Excerpts from a figure dataset:
--------------------
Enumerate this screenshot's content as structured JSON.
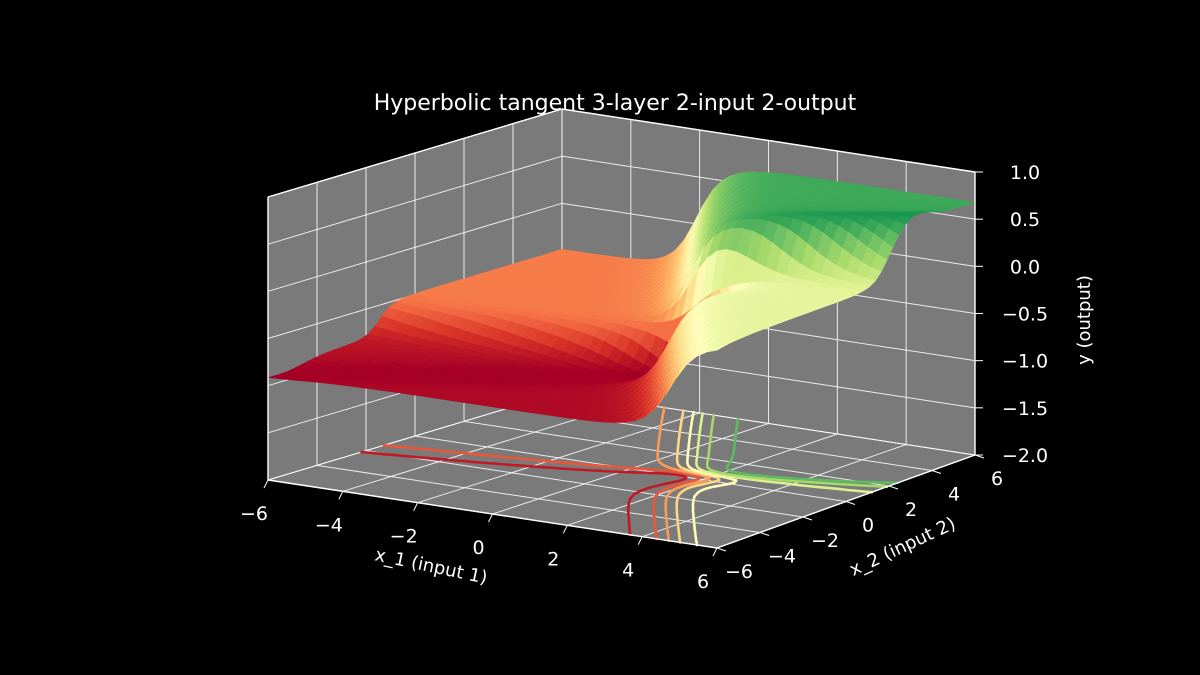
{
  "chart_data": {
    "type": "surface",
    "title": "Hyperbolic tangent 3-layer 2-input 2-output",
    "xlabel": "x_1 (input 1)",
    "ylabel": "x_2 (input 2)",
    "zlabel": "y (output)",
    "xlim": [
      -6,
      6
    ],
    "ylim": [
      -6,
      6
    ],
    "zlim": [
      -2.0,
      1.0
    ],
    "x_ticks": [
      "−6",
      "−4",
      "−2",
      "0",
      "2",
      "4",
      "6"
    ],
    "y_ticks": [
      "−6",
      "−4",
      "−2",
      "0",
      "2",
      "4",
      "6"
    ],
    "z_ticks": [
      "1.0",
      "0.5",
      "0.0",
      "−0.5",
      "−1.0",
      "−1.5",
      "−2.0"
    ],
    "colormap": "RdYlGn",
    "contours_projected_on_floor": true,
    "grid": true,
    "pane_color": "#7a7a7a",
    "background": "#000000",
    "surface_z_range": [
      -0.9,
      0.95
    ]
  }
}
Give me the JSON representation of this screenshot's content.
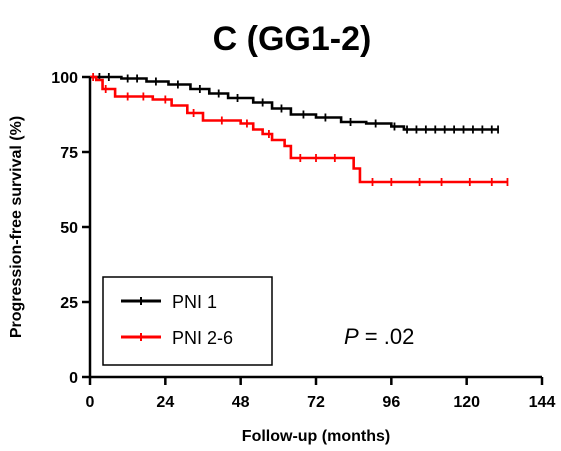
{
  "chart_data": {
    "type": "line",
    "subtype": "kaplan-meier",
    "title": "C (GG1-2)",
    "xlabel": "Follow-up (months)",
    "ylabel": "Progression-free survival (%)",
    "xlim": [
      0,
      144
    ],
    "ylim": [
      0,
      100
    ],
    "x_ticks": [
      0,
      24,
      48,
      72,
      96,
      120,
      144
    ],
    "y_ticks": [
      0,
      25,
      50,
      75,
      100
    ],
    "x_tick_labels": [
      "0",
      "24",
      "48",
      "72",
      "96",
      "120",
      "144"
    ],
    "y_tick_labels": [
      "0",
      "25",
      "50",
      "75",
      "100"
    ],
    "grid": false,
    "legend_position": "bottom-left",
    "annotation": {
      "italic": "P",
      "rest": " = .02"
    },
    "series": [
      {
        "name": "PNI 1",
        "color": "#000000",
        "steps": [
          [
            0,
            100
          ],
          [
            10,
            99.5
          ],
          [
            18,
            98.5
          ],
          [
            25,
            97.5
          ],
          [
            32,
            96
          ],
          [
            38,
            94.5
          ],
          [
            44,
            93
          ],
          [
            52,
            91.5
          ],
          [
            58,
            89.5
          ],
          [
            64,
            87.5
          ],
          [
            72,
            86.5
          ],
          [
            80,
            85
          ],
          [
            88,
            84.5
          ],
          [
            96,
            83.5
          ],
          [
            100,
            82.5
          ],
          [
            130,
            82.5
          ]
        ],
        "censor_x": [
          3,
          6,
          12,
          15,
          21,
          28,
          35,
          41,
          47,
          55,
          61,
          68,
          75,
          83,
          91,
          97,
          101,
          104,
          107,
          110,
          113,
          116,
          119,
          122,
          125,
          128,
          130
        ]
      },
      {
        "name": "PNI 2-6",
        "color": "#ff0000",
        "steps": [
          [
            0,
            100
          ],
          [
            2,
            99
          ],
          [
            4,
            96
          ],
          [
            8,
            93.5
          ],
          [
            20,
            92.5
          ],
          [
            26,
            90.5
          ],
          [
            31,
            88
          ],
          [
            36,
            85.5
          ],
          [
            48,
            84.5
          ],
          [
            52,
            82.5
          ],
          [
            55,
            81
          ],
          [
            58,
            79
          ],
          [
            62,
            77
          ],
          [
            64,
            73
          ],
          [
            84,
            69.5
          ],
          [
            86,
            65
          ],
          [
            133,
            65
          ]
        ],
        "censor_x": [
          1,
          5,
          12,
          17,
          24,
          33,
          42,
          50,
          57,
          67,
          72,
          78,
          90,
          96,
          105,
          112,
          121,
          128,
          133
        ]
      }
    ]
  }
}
--------------------
## What is expected:
From the data above, copy each line that has the string "title".

## Reply:
    "title": "Hyperbolic tangent 3-layer 2-input 2-output",
    "title": "C (GG1-2)",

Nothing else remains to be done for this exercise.